** start of Passage to read **
To make a comprehensive, fully-featured, and extendable go problem resource.

The Problem Solver

A Java applet that lets you interactively solve go problems. Multiple paths, both correct and incorrect, can be followed in an attempt to solve a problem. You can view the solution as a numbered sequence, an animation, or you can navigate it with colored paths. The problem solver can display several kinds of Smart Go File markup, including marked stones and intersections, and comments.

The Database

Stores go problems of varying types. Searchable and extendable. Problems are rated with two types of difficulty measurements, as well as a user-rated "coolness" factor.

The Author

My name's adum and I can be reached at adum@adum.com.

Difficulty

goproblems.com measures two types of difficulty. Since it's hard for people to objectively measure the difficulty of a problem, goproblems.com measures two statistics that independently or in small numbers mean little, but over time and in context should provide a means to measure the difficulty of a problem.

When you're playing with a problem, you'll see the difficulty expressed as: x/y. x is the percentage of people who've gotten this problem wrong. y is the average number of seconds it took people to solve the problem correctly.
** end of Passage to read **
** start of Dataset entries **
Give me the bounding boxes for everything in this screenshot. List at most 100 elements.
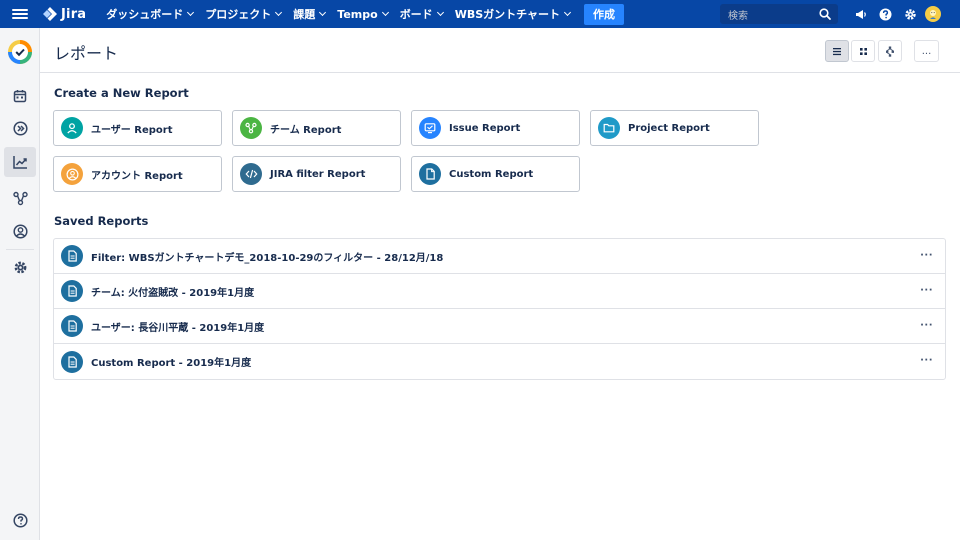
jira-logo-icon [43, 7, 57, 21]
nav-wbs-gantt[interactable]: WBSガントチャート [449, 0, 576, 28]
project-avatar[interactable] [0, 38, 40, 66]
nav-dashboard[interactable]: ダッシュボード [100, 0, 199, 28]
chevron-down-icon [275, 8, 283, 17]
document-icon [61, 280, 83, 302]
menu-icon[interactable] [12, 9, 28, 19]
sidebar-item-help[interactable] [0, 510, 40, 530]
sidebar-item-forward[interactable] [0, 118, 40, 138]
sidebar-item-calendar[interactable] [0, 86, 40, 106]
help-icon [12, 512, 28, 528]
trend-chart-icon [12, 156, 27, 169]
saved-report-row[interactable]: チーム: 火付盗賊改 - 2019年1月度 ··· [54, 274, 945, 309]
gear-icon [14, 261, 26, 273]
double-chevron-icon [12, 120, 28, 136]
row-more-button[interactable]: ··· [920, 250, 933, 261]
row-more-button[interactable]: ··· [920, 355, 933, 366]
nav-boards[interactable]: ボード [394, 0, 449, 28]
nav-issues-label: 課題 [293, 8, 316, 21]
document-icon [419, 163, 441, 185]
network-icon [12, 191, 28, 205]
jira-logo[interactable]: Jira [42, 6, 86, 22]
saved-reports-list: Filter: WBSガントチャートデモ_2018-10-29のフィルター - … [53, 238, 946, 380]
megaphone-icon [855, 9, 866, 19]
nav-projects-label: プロジェクト [205, 8, 272, 21]
saved-report-row[interactable]: Custom Report - 2019年1月度 ··· [54, 344, 945, 379]
list-view-button[interactable] [825, 40, 849, 62]
saved-report-row[interactable]: ユーザー: 長谷川平蔵 - 2019年1月度 ··· [54, 309, 945, 344]
saved-report-label: ユーザー: 長谷川平蔵 - 2019年1月度 [91, 322, 265, 334]
code-icon [240, 163, 262, 185]
chevron-down-icon [319, 8, 327, 17]
nav-issues[interactable]: 課題 [287, 0, 331, 28]
issue-icon [419, 117, 441, 139]
row-more-button[interactable]: ··· [920, 320, 933, 331]
help-icon[interactable] [875, 4, 895, 24]
team-icon [240, 117, 262, 139]
card-label: アカウント Report [91, 170, 183, 182]
sidebar-divider [6, 249, 34, 250]
sidebar-item-settings[interactable] [0, 257, 40, 277]
chevron-down-icon [187, 8, 195, 17]
user-avatar[interactable] [925, 6, 941, 22]
card-label: Custom Report [449, 168, 534, 180]
project-report-card[interactable]: Project Report [590, 110, 759, 146]
card-label: チーム Report [270, 124, 342, 136]
card-label: ユーザー Report [91, 124, 173, 136]
calendar-icon [13, 90, 27, 103]
user-icon [61, 117, 83, 139]
row-more-button[interactable]: ··· [920, 285, 933, 296]
sidebar-item-network[interactable] [0, 188, 40, 208]
more-options-button[interactable]: ... [914, 40, 939, 62]
tree-view-button[interactable] [878, 40, 902, 62]
custom-report-card[interactable]: Custom Report [411, 156, 580, 192]
saved-report-label: Filter: WBSガントチャートデモ_2018-10-29のフィルター - … [91, 252, 444, 264]
chevron-down-icon [436, 8, 444, 17]
saved-report-label: チーム: 火付盗賊改 - 2019年1月度 [91, 287, 255, 299]
search-icon [819, 8, 831, 20]
left-sidebar [0, 28, 40, 540]
grid-icon [859, 47, 867, 55]
saved-section-title: Saved Reports [54, 214, 149, 228]
page-header: レポート ... [40, 28, 960, 73]
nav-wbs-gantt-label: WBSガントチャート [454, 8, 561, 21]
nav-boards-label: ボード [399, 8, 433, 21]
account-report-card[interactable]: アカウント Report [53, 156, 222, 192]
main-menu: ダッシュボード プロジェクト 課題 Tempo ボード WBSガントチャート 作… [100, 0, 625, 28]
hierarchy-icon [886, 46, 894, 57]
avatar-face-icon [930, 10, 936, 19]
app-name: Jira [61, 6, 87, 22]
nav-tempo-label: Tempo [337, 7, 378, 21]
nav-dashboard-label: ダッシュボード [106, 8, 184, 21]
page-title: レポート [54, 44, 119, 63]
issue-report-card[interactable]: Issue Report [411, 110, 580, 146]
document-icon [61, 245, 83, 267]
gear-icon [904, 8, 916, 20]
grid-view-button[interactable] [851, 40, 875, 62]
nav-projects[interactable]: プロジェクト [199, 0, 287, 28]
create-section-title: Create a New Report [54, 86, 189, 100]
document-icon [61, 350, 83, 373]
nav-tempo[interactable]: Tempo [331, 0, 393, 28]
user-report-card[interactable]: ユーザー Report [53, 110, 222, 146]
user-circle-icon [12, 223, 28, 239]
jira-filter-report-card[interactable]: JIRA filter Report [232, 156, 401, 192]
team-report-card[interactable]: チーム Report [232, 110, 401, 146]
question-icon [879, 8, 891, 20]
header-actions [850, 4, 941, 24]
settings-icon[interactable] [900, 4, 920, 24]
top-navigation: Jira ダッシュボード プロジェクト 課題 Tempo ボード WBSガントチ… [0, 0, 960, 28]
document-icon [61, 315, 83, 337]
project-logo-icon [8, 40, 32, 64]
chevron-down-icon [563, 8, 572, 17]
list-icon [833, 47, 841, 55]
sidebar-item-account[interactable] [0, 221, 40, 241]
chevron-down-icon [381, 8, 389, 17]
folder-icon [598, 117, 620, 139]
create-button[interactable]: 作成 [584, 3, 625, 25]
notifications-icon[interactable] [850, 4, 870, 24]
sidebar-item-reports[interactable] [4, 147, 36, 177]
search-input[interactable]: 検索 [720, 4, 838, 24]
card-label: JIRA filter Report [270, 168, 366, 180]
card-label: Issue Report [449, 122, 521, 134]
saved-report-row[interactable]: Filter: WBSガントチャートデモ_2018-10-29のフィルター - … [54, 239, 945, 274]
** end of Dataset entries **
▶ [What to work on]: Write what comes next in the description of goproblems.com, picking up right after its final sentence.

▶ [Output]:
Coolness

To give people a way to objectively rate problems, they can vote on coolness. Ten is the most, one the least. The coolness factor of a problem is the average of the votes.

Comments

What if you don't agree with the answer of a problem? Or you think there's a cleaner way to achieve it? Well, just add a comment. This is the best way to provide feedback, and also just to discuss problems, especially those of the "find the best move" variety. The comment button doesn't show up until you've tried the problem, as comments might contain spoilers.

How it Works

Users are given Elo ratings. Every problem attempt pits a user's Elo rating against a problem's Elo rating, and both are adjusted. The adjustement depends somewhat on how stable a rating is, which mostly means how many data points we have. These Elo ratings are converted into Kyu/Dan ratings with a basic heuristic.